Directions - Transcribe all of the records precisely as they are presented.

-------- Data section

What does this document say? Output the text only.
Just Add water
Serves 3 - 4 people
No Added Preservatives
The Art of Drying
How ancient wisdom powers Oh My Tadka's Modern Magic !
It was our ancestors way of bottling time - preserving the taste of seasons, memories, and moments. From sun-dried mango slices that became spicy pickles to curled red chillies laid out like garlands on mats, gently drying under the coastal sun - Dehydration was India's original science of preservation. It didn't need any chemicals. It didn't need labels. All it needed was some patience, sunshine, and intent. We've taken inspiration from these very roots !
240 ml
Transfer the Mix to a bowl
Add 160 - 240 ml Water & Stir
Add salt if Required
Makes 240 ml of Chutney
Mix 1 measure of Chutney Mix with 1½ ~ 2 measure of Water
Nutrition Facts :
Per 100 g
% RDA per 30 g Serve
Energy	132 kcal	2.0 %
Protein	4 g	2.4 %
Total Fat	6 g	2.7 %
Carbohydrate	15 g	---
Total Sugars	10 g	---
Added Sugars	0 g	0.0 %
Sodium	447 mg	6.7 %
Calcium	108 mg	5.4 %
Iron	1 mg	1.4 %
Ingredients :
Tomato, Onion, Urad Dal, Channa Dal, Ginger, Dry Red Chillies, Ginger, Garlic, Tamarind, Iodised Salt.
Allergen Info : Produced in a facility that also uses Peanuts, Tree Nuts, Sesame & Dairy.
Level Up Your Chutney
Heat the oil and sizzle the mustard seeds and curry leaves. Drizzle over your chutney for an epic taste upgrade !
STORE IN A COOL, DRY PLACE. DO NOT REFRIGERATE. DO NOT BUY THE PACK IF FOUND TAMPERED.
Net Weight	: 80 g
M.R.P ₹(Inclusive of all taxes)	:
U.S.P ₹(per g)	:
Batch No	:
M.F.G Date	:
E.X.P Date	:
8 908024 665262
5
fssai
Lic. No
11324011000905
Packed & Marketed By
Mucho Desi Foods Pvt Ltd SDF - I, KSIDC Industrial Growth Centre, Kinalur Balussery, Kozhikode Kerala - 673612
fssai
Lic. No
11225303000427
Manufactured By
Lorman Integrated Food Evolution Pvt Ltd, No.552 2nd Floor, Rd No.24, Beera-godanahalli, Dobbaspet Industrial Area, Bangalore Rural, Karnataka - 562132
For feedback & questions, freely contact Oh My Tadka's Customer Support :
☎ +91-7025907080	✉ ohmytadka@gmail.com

----------------

Exercise solution -
What does this document say? Output the text only.
Just Add water
Serves 3 - 4 people
No Added Preservatives
The Art of Drying
How ancient wisdom powers Oh My Tadka's Modern Magic !
It was our ancestors way of bottling time - preserving the taste of seasons, memories, and moments. From sun-dried mango slices that became spicy pickles to curled red chillies laid out like garlands on mats, gently drying under the coastal sun - Dehydration was India's original science of preservation. It didn't need any chemicals. It didn't need labels. All it needed was some patience, sunshine, and intent. We've taken inspiration from these very roots !
240 ml
Transfer the Mix to a bowl
Add 160 - 240 ml Water & Stir
Add salt if Required
Makes 240 ml of Chutney
Mix 1 measure of Chutney Mix with 1½ ~ 2 measure of Water
Nutrition Facts :
Per 100 g
% RDA per 30 g Serve
Energy	132 kcal	2.0 %
Protein	4 g	2.4 %
Total Fat	6 g	2.7 %
Carbohydrate	15 g	---
Total Sugars	10 g	---
Added Sugars	0 g	0.0 %
Sodium	447 mg	6.7 %
Calcium	108 mg	5.4 %
Iron	1 mg	1.4 %
Ingredients :
Tomato, Onion, Urad Dal, Channa Dal, Ginger, Dry Red Chillies, Ginger, Garlic, Tamarind, Iodised Salt.
Allergen Info : Produced in a facility that also uses Peanuts, Tree Nuts, Sesame & Dairy.
Level Up Your Chutney
Heat the oil and sizzle the mustard seeds and curry leaves. Drizzle over your chutney for an epic taste upgrade !
STORE IN A COOL, DRY PLACE. DO NOT REFRIGERATE. DO NOT BUY THE PACK IF FOUND TAMPERED.
Net Weight	: 80 g
M.R.P ₹(Inclusive of all taxes)	:
U.S.P ₹(per g)	:
Batch No	:
M.F.G Date	:
E.X.P Date	:
8 908024 665262
5
fssai
Lic. No
11324011000905
Packed & Marketed By
Mucho Desi Foods Pvt Ltd SDF - I, KSIDC Industrial Growth Centre, Kinalur Balussery, Kozhikode Kerala - 673612
fssai
Lic. No
11225303000427
Manufactured By
Lorman Integrated Food Evolution Pvt Ltd, No.552 2nd Floor, Rd No.24, Beera-godanahalli, Dobbaspet Industrial Area, Bangalore Rural, Karnataka - 562132
For feedback & questions, freely contact Oh My Tadka's Customer Support :
☎ +91-7025907080	✉ ohmytadka@gmail.com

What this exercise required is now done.